Reproduce all the entries precisely.

- - - - - - -

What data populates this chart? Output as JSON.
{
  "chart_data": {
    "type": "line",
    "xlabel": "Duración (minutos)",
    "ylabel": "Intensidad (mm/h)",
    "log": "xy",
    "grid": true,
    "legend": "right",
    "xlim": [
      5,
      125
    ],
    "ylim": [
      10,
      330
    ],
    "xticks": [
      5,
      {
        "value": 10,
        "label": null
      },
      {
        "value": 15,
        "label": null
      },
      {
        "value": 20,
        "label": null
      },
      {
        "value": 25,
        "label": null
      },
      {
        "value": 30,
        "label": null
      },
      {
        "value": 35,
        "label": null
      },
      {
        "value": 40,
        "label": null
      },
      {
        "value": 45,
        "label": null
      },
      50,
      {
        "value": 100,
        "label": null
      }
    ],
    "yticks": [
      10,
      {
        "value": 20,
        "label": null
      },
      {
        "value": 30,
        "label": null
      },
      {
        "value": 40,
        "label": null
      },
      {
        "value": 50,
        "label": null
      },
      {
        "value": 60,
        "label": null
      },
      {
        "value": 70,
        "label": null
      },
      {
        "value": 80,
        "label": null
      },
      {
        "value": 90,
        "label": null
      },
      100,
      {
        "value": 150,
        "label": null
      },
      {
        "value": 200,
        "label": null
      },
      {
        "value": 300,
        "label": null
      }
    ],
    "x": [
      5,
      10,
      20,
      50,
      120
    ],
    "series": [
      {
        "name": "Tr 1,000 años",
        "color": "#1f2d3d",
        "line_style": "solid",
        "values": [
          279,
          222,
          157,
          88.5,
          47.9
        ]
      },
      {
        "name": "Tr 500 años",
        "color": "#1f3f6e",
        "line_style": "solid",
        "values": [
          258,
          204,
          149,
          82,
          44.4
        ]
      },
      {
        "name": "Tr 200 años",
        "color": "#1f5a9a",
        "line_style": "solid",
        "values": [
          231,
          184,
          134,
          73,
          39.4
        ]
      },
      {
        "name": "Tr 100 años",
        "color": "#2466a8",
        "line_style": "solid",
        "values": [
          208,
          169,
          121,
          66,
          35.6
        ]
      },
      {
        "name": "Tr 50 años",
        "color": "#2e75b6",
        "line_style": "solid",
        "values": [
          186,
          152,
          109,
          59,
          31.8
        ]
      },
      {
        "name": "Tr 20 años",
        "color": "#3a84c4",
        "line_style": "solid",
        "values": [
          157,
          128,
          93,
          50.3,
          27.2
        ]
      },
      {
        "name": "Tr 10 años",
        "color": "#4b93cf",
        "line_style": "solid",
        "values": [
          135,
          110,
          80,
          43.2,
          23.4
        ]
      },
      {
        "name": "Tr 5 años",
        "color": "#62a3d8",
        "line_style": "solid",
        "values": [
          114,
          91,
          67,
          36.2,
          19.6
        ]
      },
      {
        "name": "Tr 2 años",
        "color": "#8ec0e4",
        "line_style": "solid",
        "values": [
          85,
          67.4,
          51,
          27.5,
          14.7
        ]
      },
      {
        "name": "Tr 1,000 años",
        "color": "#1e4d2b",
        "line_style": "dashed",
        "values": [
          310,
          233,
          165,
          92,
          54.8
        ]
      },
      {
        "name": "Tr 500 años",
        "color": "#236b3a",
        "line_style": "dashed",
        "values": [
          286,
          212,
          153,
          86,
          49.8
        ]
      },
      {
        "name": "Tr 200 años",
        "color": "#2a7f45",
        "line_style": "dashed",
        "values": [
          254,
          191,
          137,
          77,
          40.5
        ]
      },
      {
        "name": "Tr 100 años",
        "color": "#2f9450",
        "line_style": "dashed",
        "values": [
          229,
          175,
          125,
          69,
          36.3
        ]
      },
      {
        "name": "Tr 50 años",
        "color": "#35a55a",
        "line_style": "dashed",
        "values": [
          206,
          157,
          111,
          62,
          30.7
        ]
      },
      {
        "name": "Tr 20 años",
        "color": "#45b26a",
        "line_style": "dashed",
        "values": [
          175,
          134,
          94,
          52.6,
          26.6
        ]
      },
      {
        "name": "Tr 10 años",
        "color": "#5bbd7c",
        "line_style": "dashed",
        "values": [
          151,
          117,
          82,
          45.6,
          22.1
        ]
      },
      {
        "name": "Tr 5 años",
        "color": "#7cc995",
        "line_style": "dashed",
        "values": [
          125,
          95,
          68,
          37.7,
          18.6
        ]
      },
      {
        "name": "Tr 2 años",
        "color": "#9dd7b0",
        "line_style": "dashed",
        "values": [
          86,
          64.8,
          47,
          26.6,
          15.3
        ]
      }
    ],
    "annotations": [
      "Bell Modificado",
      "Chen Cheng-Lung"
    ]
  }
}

- - - - - - -

Output ▸
What data populates this chart? Output as JSON.
{
  "chart_data": {
    "type": "line",
    "xlabel": "Duración (minutos)",
    "ylabel": "Intensidad (mm/h)",
    "log": "xy",
    "grid": true,
    "legend": "right",
    "xlim": [
      5,
      125
    ],
    "ylim": [
      10,
      330
    ],
    "xticks": [
      5,
      {
        "value": 10,
        "label": null
      },
      {
        "value": 15,
        "label": null
      },
      {
        "value": 20,
        "label": null
      },
      {
        "value": 25,
        "label": null
      },
      {
        "value": 30,
        "label": null
      },
      {
        "value": 35,
        "label": null
      },
      {
        "value": 40,
        "label": null
      },
      {
        "value": 45,
        "label": null
      },
      50,
      {
        "value": 100,
        "label": null
      }
    ],
    "yticks": [
      10,
      {
        "value": 20,
        "label": null
      },
      {
        "value": 30,
        "label": null
      },
      {
        "value": 40,
        "label": null
      },
      {
        "value": 50,
        "label": null
      },
      {
        "value": 60,
        "label": null
      },
      {
        "value": 70,
        "label": null
      },
      {
        "value": 80,
        "label": null
      },
      {
        "value": 90,
        "label": null
      },
      100,
      {
        "value": 150,
        "label": null
      },
      {
        "value": 200,
        "label": null
      },
      {
        "value": 300,
        "label": null
      }
    ],
    "x": [
      5,
      10,
      20,
      50,
      120
    ],
    "series": [
      {
        "name": "Tr 1,000 años",
        "color": "#1f2d3d",
        "line_style": "solid",
        "values": [
          279,
          222,
          157,
          88.5,
          47.9
        ]
      },
      {
        "name": "Tr 500 años",
        "color": "#1f3f6e",
        "line_style": "solid",
        "values": [
          258,
          204,
          149,
          82,
          44.4
        ]
      },
      {
        "name": "Tr 200 años",
        "color": "#1f5a9a",
        "line_style": "solid",
        "values": [
          231,
          184,
          134,
          73,
          39.4
        ]
      },
      {
        "name": "Tr 100 años",
        "color": "#2466a8",
        "line_style": "solid",
        "values": [
          208,
          169,
          121,
          66,
          35.6
        ]
      },
      {
        "name": "Tr 50 años",
        "color": "#2e75b6",
        "line_style": "solid",
        "values": [
          186,
          152,
          109,
          59,
          31.8
        ]
      },
      {
        "name": "Tr 20 años",
        "color": "#3a84c4",
        "line_style": "solid",
        "values": [
          157,
          128,
          93,
          50.3,
          27.2
        ]
      },
      {
        "name": "Tr 10 años",
        "color": "#4b93cf",
        "line_style": "solid",
        "values": [
          135,
          110,
          80,
          43.2,
          23.4
        ]
      },
      {
        "name": "Tr 5 años",
        "color": "#62a3d8",
        "line_style": "solid",
        "values": [
          114,
          91,
          67,
          36.2,
          19.6
        ]
      },
      {
        "name": "Tr 2 años",
        "color": "#8ec0e4",
        "line_style": "solid",
        "values": [
          85,
          67.4,
          51,
          27.5,
          14.7
        ]
      },
      {
        "name": "Tr 1,000 años",
        "color": "#1e4d2b",
        "line_style": "dashed",
        "values": [
          310,
          233,
          165,
          92,
          54.8
        ]
      },
      {
        "name": "Tr 500 años",
        "color": "#236b3a",
        "line_style": "dashed",
        "values": [
          286,
          212,
          153,
          86,
          49.8
        ]
      },
      {
        "name": "Tr 200 años",
        "color": "#2a7f45",
        "line_style": "dashed",
        "values": [
          254,
          191,
          137,
          77,
          40.5
        ]
      },
      {
        "name": "Tr 100 años",
        "color": "#2f9450",
        "line_style": "dashed",
        "values": [
          229,
          175,
          125,
          69,
          36.3
        ]
      },
      {
        "name": "Tr 50 años",
        "color": "#35a55a",
        "line_style": "dashed",
        "values": [
          206,
          157,
          111,
          62,
          30.7
        ]
      },
      {
        "name": "Tr 20 años",
        "color": "#45b26a",
        "line_style": "dashed",
        "values": [
          175,
          134,
          94,
          52.6,
          26.6
        ]
      },
      {
        "name": "Tr 10 años",
        "color": "#5bbd7c",
        "line_style": "dashed",
        "values": [
          151,
          117,
          82,
          45.6,
          22.1
        ]
      },
      {
        "name": "Tr 5 años",
        "color": "#7cc995",
        "line_style": "dashed",
        "values": [
          125,
          95,
          68,
          37.7,
          18.6
        ]
      },
      {
        "name": "Tr 2 años",
        "color": "#9dd7b0",
        "line_style": "dashed",
        "values": [
          86,
          64.8,
          47,
          26.6,
          15.3
        ]
      }
    ],
    "annotations": [
      "Bell Modificado",
      "Chen Cheng-Lung"
    ]
  }
}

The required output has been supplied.